Given task
Look for the string "TradingView" and copy every line that has it.

Data supplied

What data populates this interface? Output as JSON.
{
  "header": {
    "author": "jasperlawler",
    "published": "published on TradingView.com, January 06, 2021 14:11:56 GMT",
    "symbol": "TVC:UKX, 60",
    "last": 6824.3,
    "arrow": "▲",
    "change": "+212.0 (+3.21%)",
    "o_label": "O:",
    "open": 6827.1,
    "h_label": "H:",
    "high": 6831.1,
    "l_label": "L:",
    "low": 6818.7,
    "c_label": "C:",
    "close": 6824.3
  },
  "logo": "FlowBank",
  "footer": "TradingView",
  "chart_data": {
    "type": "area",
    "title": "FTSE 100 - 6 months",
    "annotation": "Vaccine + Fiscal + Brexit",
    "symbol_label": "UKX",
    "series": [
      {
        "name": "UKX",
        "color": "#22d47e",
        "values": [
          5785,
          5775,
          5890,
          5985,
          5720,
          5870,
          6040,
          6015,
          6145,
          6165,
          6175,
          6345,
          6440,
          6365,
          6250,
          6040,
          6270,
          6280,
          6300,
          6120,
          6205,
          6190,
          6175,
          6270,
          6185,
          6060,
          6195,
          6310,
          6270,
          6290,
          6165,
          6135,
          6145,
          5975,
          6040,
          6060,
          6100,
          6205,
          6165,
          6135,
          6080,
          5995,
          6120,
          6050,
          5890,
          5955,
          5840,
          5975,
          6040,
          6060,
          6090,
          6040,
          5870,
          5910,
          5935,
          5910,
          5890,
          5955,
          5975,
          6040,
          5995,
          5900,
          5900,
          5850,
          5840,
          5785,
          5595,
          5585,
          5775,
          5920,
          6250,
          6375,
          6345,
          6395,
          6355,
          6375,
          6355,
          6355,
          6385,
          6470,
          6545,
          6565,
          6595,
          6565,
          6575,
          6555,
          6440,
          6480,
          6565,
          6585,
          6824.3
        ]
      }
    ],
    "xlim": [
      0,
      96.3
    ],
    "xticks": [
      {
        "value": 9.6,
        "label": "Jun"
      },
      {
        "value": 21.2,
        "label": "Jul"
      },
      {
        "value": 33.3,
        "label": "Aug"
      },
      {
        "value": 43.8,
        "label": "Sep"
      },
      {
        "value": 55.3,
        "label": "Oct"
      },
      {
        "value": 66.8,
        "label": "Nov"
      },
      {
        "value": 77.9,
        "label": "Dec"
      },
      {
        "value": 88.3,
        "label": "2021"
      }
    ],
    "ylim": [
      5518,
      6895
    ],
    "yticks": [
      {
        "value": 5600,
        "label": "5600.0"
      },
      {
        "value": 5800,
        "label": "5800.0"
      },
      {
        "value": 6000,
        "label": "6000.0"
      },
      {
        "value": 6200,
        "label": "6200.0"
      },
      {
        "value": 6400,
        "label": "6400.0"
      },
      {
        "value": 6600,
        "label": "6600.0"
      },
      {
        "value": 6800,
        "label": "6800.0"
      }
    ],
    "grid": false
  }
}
* * *
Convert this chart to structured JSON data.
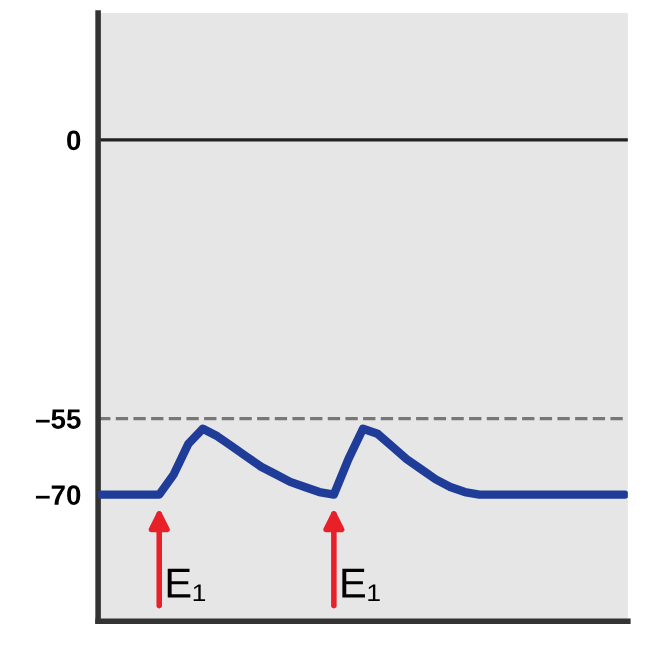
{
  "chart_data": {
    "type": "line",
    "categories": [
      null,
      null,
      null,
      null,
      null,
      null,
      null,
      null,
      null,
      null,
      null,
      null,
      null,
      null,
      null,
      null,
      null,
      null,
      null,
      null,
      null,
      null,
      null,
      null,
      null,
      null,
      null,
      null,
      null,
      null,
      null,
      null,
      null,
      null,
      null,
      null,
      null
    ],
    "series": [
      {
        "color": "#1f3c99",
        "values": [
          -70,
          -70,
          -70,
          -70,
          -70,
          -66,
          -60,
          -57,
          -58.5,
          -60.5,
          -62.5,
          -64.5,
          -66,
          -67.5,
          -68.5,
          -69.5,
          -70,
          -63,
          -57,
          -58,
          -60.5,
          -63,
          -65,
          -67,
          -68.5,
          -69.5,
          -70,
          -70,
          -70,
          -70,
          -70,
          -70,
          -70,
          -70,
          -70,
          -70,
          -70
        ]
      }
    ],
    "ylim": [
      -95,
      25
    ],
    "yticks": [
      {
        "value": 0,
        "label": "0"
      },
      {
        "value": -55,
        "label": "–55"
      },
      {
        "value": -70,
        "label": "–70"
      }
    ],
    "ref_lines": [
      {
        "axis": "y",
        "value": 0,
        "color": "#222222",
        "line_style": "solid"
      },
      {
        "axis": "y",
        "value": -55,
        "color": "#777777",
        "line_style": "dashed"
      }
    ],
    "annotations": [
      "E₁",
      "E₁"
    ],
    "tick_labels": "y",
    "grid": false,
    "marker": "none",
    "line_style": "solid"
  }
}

Reply
    "published": "published on TradingView.com, January 06, 2021 14:11:56 GMT",
  "footer": "TradingView",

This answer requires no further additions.